-- START Extracted entries --

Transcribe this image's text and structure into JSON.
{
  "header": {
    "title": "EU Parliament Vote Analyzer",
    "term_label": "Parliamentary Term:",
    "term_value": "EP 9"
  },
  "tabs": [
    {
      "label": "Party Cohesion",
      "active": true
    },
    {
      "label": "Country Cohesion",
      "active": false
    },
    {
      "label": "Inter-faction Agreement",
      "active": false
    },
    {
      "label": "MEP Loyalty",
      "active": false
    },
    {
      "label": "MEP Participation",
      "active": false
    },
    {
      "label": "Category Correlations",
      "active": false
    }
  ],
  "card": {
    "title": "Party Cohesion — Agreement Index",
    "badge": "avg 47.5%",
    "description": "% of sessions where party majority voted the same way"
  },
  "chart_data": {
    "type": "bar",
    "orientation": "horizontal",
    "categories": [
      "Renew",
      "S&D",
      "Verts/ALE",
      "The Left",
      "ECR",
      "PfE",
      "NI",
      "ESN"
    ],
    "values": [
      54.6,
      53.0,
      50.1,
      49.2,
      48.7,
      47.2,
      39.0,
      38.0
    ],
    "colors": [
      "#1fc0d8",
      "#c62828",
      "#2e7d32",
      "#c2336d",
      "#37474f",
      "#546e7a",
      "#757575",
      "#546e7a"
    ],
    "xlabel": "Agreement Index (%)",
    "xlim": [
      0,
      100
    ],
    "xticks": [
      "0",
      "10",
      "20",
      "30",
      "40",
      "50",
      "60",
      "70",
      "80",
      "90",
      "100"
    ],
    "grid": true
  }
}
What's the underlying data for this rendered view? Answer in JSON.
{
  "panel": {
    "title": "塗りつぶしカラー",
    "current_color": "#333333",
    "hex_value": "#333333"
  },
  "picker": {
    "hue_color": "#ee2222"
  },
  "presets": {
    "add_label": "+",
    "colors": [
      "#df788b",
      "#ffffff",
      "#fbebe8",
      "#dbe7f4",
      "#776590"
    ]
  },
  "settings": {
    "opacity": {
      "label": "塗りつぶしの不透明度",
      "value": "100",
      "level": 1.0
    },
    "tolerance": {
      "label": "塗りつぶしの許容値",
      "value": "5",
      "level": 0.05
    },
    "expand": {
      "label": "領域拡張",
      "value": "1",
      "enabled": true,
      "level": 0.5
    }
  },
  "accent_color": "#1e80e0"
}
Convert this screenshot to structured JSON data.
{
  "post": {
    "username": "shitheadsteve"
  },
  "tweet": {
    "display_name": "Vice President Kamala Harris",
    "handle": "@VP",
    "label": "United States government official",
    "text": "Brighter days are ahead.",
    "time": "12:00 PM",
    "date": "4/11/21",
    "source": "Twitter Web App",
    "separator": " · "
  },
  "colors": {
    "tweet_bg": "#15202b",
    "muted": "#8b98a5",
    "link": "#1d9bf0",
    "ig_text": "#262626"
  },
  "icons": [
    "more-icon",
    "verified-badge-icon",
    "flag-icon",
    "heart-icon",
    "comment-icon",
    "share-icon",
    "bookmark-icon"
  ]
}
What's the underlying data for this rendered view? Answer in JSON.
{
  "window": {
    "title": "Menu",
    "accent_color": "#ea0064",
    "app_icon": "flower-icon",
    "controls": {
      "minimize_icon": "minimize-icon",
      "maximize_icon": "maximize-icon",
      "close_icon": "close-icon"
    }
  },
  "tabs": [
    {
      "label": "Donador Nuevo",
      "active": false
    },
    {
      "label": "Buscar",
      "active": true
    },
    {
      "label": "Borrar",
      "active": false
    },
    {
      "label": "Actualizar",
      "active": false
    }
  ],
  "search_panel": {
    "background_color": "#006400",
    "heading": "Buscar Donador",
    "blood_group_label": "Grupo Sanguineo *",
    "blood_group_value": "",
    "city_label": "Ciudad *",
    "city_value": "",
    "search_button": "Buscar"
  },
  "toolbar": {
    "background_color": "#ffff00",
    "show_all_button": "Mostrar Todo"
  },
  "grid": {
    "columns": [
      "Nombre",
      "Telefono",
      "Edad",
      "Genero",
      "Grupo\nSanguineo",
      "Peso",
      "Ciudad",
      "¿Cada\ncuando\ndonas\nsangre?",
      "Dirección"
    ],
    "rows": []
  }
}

-- END Extracted entries --

§ **Set task**: Repeat the lines above exactly.

§ **Written solution**:
Transcribe this image's text and structure into JSON.
{
  "header": {
    "title": "EU Parliament Vote Analyzer",
    "term_label": "Parliamentary Term:",
    "term_value": "EP 9"
  },
  "tabs": [
    {
      "label": "Party Cohesion",
      "active": true
    },
    {
      "label": "Country Cohesion",
      "active": false
    },
    {
      "label": "Inter-faction Agreement",
      "active": false
    },
    {
      "label": "MEP Loyalty",
      "active": false
    },
    {
      "label": "MEP Participation",
      "active": false
    },
    {
      "label": "Category Correlations",
      "active": false
    }
  ],
  "card": {
    "title": "Party Cohesion — Agreement Index",
    "badge": "avg 47.5%",
    "description": "% of sessions where party majority voted the same way"
  },
  "chart_data": {
    "type": "bar",
    "orientation": "horizontal",
    "categories": [
      "Renew",
      "S&D",
      "Verts/ALE",
      "The Left",
      "ECR",
      "PfE",
      "NI",
      "ESN"
    ],
    "values": [
      54.6,
      53.0,
      50.1,
      49.2,
      48.7,
      47.2,
      39.0,
      38.0
    ],
    "colors": [
      "#1fc0d8",
      "#c62828",
      "#2e7d32",
      "#c2336d",
      "#37474f",
      "#546e7a",
      "#757575",
      "#546e7a"
    ],
    "xlabel": "Agreement Index (%)",
    "xlim": [
      0,
      100
    ],
    "xticks": [
      "0",
      "10",
      "20",
      "30",
      "40",
      "50",
      "60",
      "70",
      "80",
      "90",
      "100"
    ],
    "grid": true
  }
}
What's the underlying data for this rendered view? Answer in JSON.
{
  "panel": {
    "title": "塗りつぶしカラー",
    "current_color": "#333333",
    "hex_value": "#333333"
  },
  "picker": {
    "hue_color": "#ee2222"
  },
  "presets": {
    "add_label": "+",
    "colors": [
      "#df788b",
      "#ffffff",
      "#fbebe8",
      "#dbe7f4",
      "#776590"
    ]
  },
  "settings": {
    "opacity": {
      "label": "塗りつぶしの不透明度",
      "value": "100",
      "level": 1.0
    },
    "tolerance": {
      "label": "塗りつぶしの許容値",
      "value": "5",
      "level": 0.05
    },
    "expand": {
      "label": "領域拡張",
      "value": "1",
      "enabled": true,
      "level": 0.5
    }
  },
  "accent_color": "#1e80e0"
}
Convert this screenshot to structured JSON data.
{
  "post": {
    "username": "shitheadsteve"
  },
  "tweet": {
    "display_name": "Vice President Kamala Harris",
    "handle": "@VP",
    "label": "United States government official",
    "text": "Brighter days are ahead.",
    "time": "12:00 PM",
    "date": "4/11/21",
    "source": "Twitter Web App",
    "separator": " · "
  },
  "colors": {
    "tweet_bg": "#15202b",
    "muted": "#8b98a5",
    "link": "#1d9bf0",
    "ig_text": "#262626"
  },
  "icons": [
    "more-icon",
    "verified-badge-icon",
    "flag-icon",
    "heart-icon",
    "comment-icon",
    "share-icon",
    "bookmark-icon"
  ]
}
What's the underlying data for this rendered view? Answer in JSON.
{
  "window": {
    "title": "Menu",
    "accent_color": "#ea0064",
    "app_icon": "flower-icon",
    "controls": {
      "minimize_icon": "minimize-icon",
      "maximize_icon": "maximize-icon",
      "close_icon": "close-icon"
    }
  },
  "tabs": [
    {
      "label": "Donador Nuevo",
      "active": false
    },
    {
      "label": "Buscar",
      "active": true
    },
    {
      "label": "Borrar",
      "active": false
    },
    {
      "label": "Actualizar",
      "active": false
    }
  ],
  "search_panel": {
    "background_color": "#006400",
    "heading": "Buscar Donador",
    "blood_group_label": "Grupo Sanguineo *",
    "blood_group_value": "",
    "city_label": "Ciudad *",
    "city_value": "",
    "search_button": "Buscar"
  },
  "toolbar": {
    "background_color": "#ffff00",
    "show_all_button": "Mostrar Todo"
  },
  "grid": {
    "columns": [
      "Nombre",
      "Telefono",
      "Edad",
      "Genero",
      "Grupo\nSanguineo",
      "Peso",
      "Ciudad",
      "¿Cada\ncuando\ndonas\nsangre?",
      "Dirección"
    ],
    "rows": []
  }
}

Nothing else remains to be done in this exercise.